• Data records
▬▬▬▬▬▬

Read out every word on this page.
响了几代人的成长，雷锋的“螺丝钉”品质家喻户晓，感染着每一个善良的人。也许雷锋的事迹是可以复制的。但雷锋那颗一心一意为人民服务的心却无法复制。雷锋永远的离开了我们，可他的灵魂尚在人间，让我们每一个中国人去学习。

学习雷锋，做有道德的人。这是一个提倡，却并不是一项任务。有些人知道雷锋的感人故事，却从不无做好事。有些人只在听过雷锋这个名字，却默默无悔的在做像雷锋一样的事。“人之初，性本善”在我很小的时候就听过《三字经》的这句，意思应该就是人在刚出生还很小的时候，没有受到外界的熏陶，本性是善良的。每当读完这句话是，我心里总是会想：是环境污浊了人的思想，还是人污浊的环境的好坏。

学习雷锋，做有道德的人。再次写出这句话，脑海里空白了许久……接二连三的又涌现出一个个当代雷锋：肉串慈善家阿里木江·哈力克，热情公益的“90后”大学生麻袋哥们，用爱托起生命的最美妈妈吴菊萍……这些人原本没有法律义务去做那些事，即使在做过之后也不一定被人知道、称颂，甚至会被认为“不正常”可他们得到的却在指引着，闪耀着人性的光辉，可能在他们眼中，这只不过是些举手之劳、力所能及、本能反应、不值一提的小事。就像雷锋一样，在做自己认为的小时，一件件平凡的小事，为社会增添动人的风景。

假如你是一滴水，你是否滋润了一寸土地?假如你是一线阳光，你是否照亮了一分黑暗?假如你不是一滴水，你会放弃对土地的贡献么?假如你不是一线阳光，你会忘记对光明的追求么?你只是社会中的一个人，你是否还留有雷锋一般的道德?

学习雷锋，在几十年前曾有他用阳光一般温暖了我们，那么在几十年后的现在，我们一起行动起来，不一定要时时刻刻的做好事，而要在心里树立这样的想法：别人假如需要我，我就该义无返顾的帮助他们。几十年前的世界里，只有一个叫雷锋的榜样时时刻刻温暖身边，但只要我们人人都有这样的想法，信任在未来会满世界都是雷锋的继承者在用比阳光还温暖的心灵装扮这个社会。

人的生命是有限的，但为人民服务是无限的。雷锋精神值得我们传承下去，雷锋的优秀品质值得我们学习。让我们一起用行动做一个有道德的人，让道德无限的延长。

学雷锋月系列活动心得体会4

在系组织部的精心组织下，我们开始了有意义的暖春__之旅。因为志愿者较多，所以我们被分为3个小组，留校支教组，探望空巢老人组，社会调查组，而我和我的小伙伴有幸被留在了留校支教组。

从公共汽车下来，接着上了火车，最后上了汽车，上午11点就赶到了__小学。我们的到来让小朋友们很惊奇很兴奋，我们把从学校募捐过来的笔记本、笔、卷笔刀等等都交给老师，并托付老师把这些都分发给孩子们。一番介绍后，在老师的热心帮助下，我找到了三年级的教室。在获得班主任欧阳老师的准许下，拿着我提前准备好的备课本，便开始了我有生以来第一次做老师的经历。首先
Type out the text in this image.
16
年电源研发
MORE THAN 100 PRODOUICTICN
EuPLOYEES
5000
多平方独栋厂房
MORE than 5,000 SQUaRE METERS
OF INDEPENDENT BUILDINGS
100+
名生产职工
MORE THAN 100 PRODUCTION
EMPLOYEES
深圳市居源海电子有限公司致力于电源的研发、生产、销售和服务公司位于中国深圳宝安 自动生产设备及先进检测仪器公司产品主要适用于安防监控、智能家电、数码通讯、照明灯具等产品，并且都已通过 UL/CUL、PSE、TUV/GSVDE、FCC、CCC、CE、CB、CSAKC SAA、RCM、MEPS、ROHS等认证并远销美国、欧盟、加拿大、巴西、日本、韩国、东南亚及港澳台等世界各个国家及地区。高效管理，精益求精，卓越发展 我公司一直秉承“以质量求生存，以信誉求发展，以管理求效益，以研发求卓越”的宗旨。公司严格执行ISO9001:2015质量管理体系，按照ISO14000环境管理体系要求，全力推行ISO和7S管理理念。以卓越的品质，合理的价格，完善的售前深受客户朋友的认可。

▬▬▬▬▬▬

• Requirement
Please output every record, keeping each line exact.

• Complete answer
Read out every word on this page.
响了几代人的成长，雷锋的“螺丝钉”品质家喻户晓，感染着每一个善良的人。也许雷锋的事迹是可以复制的。但雷锋那颗一心一意为人民服务的心却无法复制。雷锋永远的离开了我们，可他的灵魂尚在人间，让我们每一个中国人去学习。

学习雷锋，做有道德的人。这是一个提倡，却并不是一项任务。有些人知道雷锋的感人故事，却从不无做好事。有些人只在听过雷锋这个名字，却默默无悔的在做像雷锋一样的事。“人之初，性本善”在我很小的时候就听过《三字经》的这句，意思应该就是人在刚出生还很小的时候，没有受到外界的熏陶，本性是善良的。每当读完这句话是，我心里总是会想：是环境污浊了人的思想，还是人污浊的环境的好坏。

学习雷锋，做有道德的人。再次写出这句话，脑海里空白了许久……接二连三的又涌现出一个个当代雷锋：肉串慈善家阿里木江·哈力克，热情公益的“90后”大学生麻袋哥们，用爱托起生命的最美妈妈吴菊萍……这些人原本没有法律义务去做那些事，即使在做过之后也不一定被人知道、称颂，甚至会被认为“不正常”可他们得到的却在指引着，闪耀着人性的光辉，可能在他们眼中，这只不过是些举手之劳、力所能及、本能反应、不值一提的小事。就像雷锋一样，在做自己认为的小时，一件件平凡的小事，为社会增添动人的风景。

假如你是一滴水，你是否滋润了一寸土地?假如你是一线阳光，你是否照亮了一分黑暗?假如你不是一滴水，你会放弃对土地的贡献么?假如你不是一线阳光，你会忘记对光明的追求么?你只是社会中的一个人，你是否还留有雷锋一般的道德?

学习雷锋，在几十年前曾有他用阳光一般温暖了我们，那么在几十年后的现在，我们一起行动起来，不一定要时时刻刻的做好事，而要在心里树立这样的想法：别人假如需要我，我就该义无返顾的帮助他们。几十年前的世界里，只有一个叫雷锋的榜样时时刻刻温暖身边，但只要我们人人都有这样的想法，信任在未来会满世界都是雷锋的继承者在用比阳光还温暖的心灵装扮这个社会。

人的生命是有限的，但为人民服务是无限的。雷锋精神值得我们传承下去，雷锋的优秀品质值得我们学习。让我们一起用行动做一个有道德的人，让道德无限的延长。

学雷锋月系列活动心得体会4

在系组织部的精心组织下，我们开始了有意义的暖春__之旅。因为志愿者较多，所以我们被分为3个小组，留校支教组，探望空巢老人组，社会调查组，而我和我的小伙伴有幸被留在了留校支教组。

从公共汽车下来，接着上了火车，最后上了汽车，上午11点就赶到了__小学。我们的到来让小朋友们很惊奇很兴奋，我们把从学校募捐过来的笔记本、笔、卷笔刀等等都交给老师，并托付老师把这些都分发给孩子们。一番介绍后，在老师的热心帮助下，我找到了三年级的教室。在获得班主任欧阳老师的准许下，拿着我提前准备好的备课本，便开始了我有生以来第一次做老师的经历。首先
Type out the text in this image.
16
年电源研发
MORE THAN 100 PRODOUICTICN
EuPLOYEES
5000
多平方独栋厂房
MORE than 5,000 SQUaRE METERS
OF INDEPENDENT BUILDINGS
100+
名生产职工
MORE THAN 100 PRODUCTION
EMPLOYEES
深圳市居源海电子有限公司致力于电源的研发、生产、销售和服务公司位于中国深圳宝安 自动生产设备及先进检测仪器公司产品主要适用于安防监控、智能家电、数码通讯、照明灯具等产品，并且都已通过 UL/CUL、PSE、TUV/GSVDE、FCC、CCC、CE、CB、CSAKC SAA、RCM、MEPS、ROHS等认证并远销美国、欧盟、加拿大、巴西、日本、韩国、东南亚及港澳台等世界各个国家及地区。高效管理，精益求精，卓越发展 我公司一直秉承“以质量求生存，以信誉求发展，以管理求效益，以研发求卓越”的宗旨。公司严格执行ISO9001:2015质量管理体系，按照ISO14000环境管理体系要求，全力推行ISO和7S管理理念。以卓越的品质，合理的价格，完善的售前深受客户朋友的认可。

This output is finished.